Saved data entries:
━━━━━━━━━━━━━━━━━━━━

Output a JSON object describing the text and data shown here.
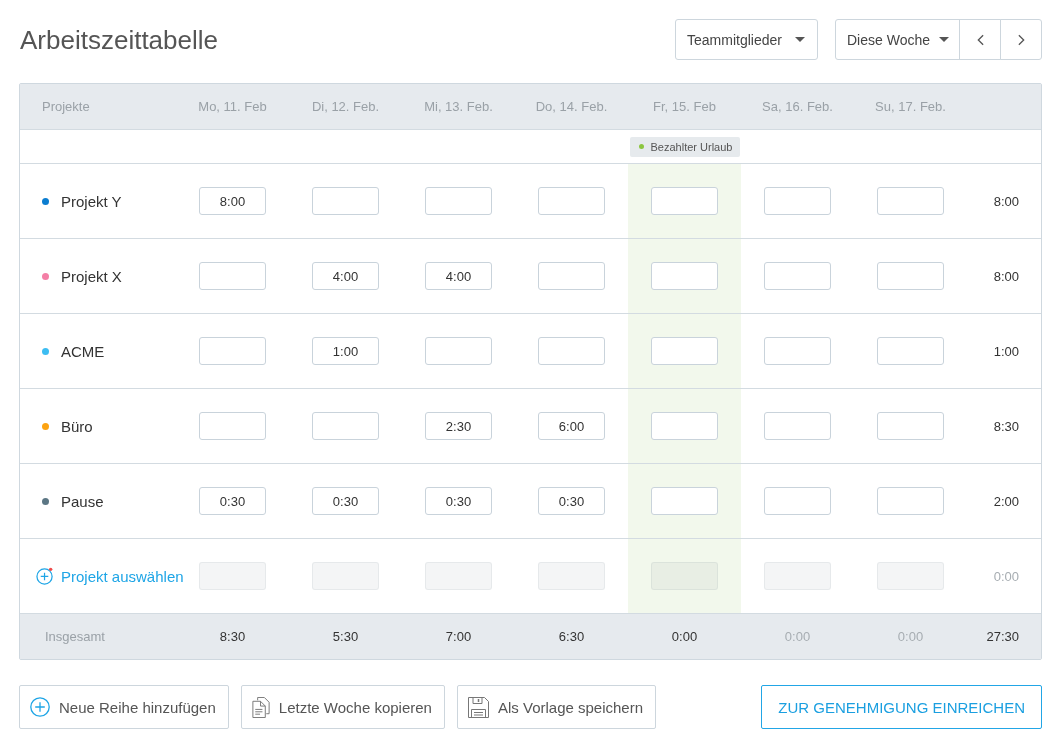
{
  "title": "Arbeitszeittabelle",
  "toolbar": {
    "team_filter": "Teammitglieder",
    "period_picker": "Diese Woche"
  },
  "table": {
    "project_header": "Projekte",
    "days": [
      {
        "label": "Mo, 11. Feb",
        "highlighted": false
      },
      {
        "label": "Di, 12. Feb.",
        "highlighted": false
      },
      {
        "label": "Mi, 13. Feb.",
        "highlighted": false
      },
      {
        "label": "Do, 14. Feb.",
        "highlighted": false
      },
      {
        "label": "Fr, 15. Feb",
        "highlighted": true,
        "badge": "Bezahlter Urlaub"
      },
      {
        "label": "Sa, 16. Feb.",
        "highlighted": false
      },
      {
        "label": "Su, 17. Feb.",
        "highlighted": false
      }
    ],
    "rows": [
      {
        "name": "Projekt Y",
        "color": "#0b7dd0",
        "hours": {
          "mon": "8:00"
        },
        "total": "8:00"
      },
      {
        "name": "Projekt X",
        "color": "#f47fa6",
        "hours": {
          "tue": "4:00",
          "wed": "4:00"
        },
        "total": "8:00"
      },
      {
        "name": "ACME",
        "color": "#3dbdf2",
        "hours": {
          "tue": "1:00"
        },
        "total": "1:00"
      },
      {
        "name": "Büro",
        "color": "#fca312",
        "hours": {
          "wed": "2:30",
          "thu": "6:00"
        },
        "total": "8:30"
      },
      {
        "name": "Pause",
        "color": "#5b7684",
        "hours": {
          "mon": "0:30",
          "tue": "0:30",
          "wed": "0:30",
          "thu": "0:30"
        },
        "total": "2:00"
      }
    ],
    "add_row": {
      "label": "Projekt auswählen",
      "disabled": true,
      "total": "0:00"
    },
    "totals": {
      "label": "Insgesamt",
      "values": [
        {
          "value": "8:30",
          "muted": false
        },
        {
          "value": "5:30",
          "muted": false
        },
        {
          "value": "7:00",
          "muted": false
        },
        {
          "value": "6:30",
          "muted": false
        },
        {
          "value": "0:00",
          "muted": false
        },
        {
          "value": "0:00",
          "muted": true
        },
        {
          "value": "0:00",
          "muted": true
        }
      ],
      "grand_total": "27:30"
    }
  },
  "actions": [
    {
      "label": "Neue Reihe hinzufügen",
      "kind": "add"
    },
    {
      "label": "Letzte Woche kopieren",
      "kind": "copy"
    },
    {
      "label": "Als Vorlage speichern",
      "kind": "save"
    }
  ],
  "submit": "ZUR GENEHMIGUNG EINREICHEN"
}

━━━━━━━━━━━━━━━━━━━━

• **Exercise brief**:
In your copy, leave out the pictures and reproduce the material above exactly.

• **Output**:
Output a JSON object describing the text and data shown here.
{
  "title": "Arbeitszeittabelle",
  "toolbar": {
    "team_filter": "Teammitglieder",
    "period_picker": "Diese Woche"
  },
  "table": {
    "project_header": "Projekte",
    "days": [
      {
        "label": "Mo, 11. Feb",
        "highlighted": false
      },
      {
        "label": "Di, 12. Feb.",
        "highlighted": false
      },
      {
        "label": "Mi, 13. Feb.",
        "highlighted": false
      },
      {
        "label": "Do, 14. Feb.",
        "highlighted": false
      },
      {
        "label": "Fr, 15. Feb",
        "highlighted": true,
        "badge": "Bezahlter Urlaub"
      },
      {
        "label": "Sa, 16. Feb.",
        "highlighted": false
      },
      {
        "label": "Su, 17. Feb.",
        "highlighted": false
      }
    ],
    "rows": [
      {
        "name": "Projekt Y",
        "color": "#0b7dd0",
        "hours": {
          "mon": "8:00"
        },
        "total": "8:00"
      },
      {
        "name": "Projekt X",
        "color": "#f47fa6",
        "hours": {
          "tue": "4:00",
          "wed": "4:00"
        },
        "total": "8:00"
      },
      {
        "name": "ACME",
        "color": "#3dbdf2",
        "hours": {
          "tue": "1:00"
        },
        "total": "1:00"
      },
      {
        "name": "Büro",
        "color": "#fca312",
        "hours": {
          "wed": "2:30",
          "thu": "6:00"
        },
        "total": "8:30"
      },
      {
        "name": "Pause",
        "color": "#5b7684",
        "hours": {
          "mon": "0:30",
          "tue": "0:30",
          "wed": "0:30",
          "thu": "0:30"
        },
        "total": "2:00"
      }
    ],
    "add_row": {
      "label": "Projekt auswählen",
      "disabled": true,
      "total": "0:00"
    },
    "totals": {
      "label": "Insgesamt",
      "values": [
        {
          "value": "8:30",
          "muted": false
        },
        {
          "value": "5:30",
          "muted": false
        },
        {
          "value": "7:00",
          "muted": false
        },
        {
          "value": "6:30",
          "muted": false
        },
        {
          "value": "0:00",
          "muted": false
        },
        {
          "value": "0:00",
          "muted": true
        },
        {
          "value": "0:00",
          "muted": true
        }
      ],
      "grand_total": "27:30"
    }
  },
  "actions": [
    {
      "label": "Neue Reihe hinzufügen",
      "kind": "add"
    },
    {
      "label": "Letzte Woche kopieren",
      "kind": "copy"
    },
    {
      "label": "Als Vorlage speichern",
      "kind": "save"
    }
  ],
  "submit": "ZUR GENEHMIGUNG EINREICHEN"
}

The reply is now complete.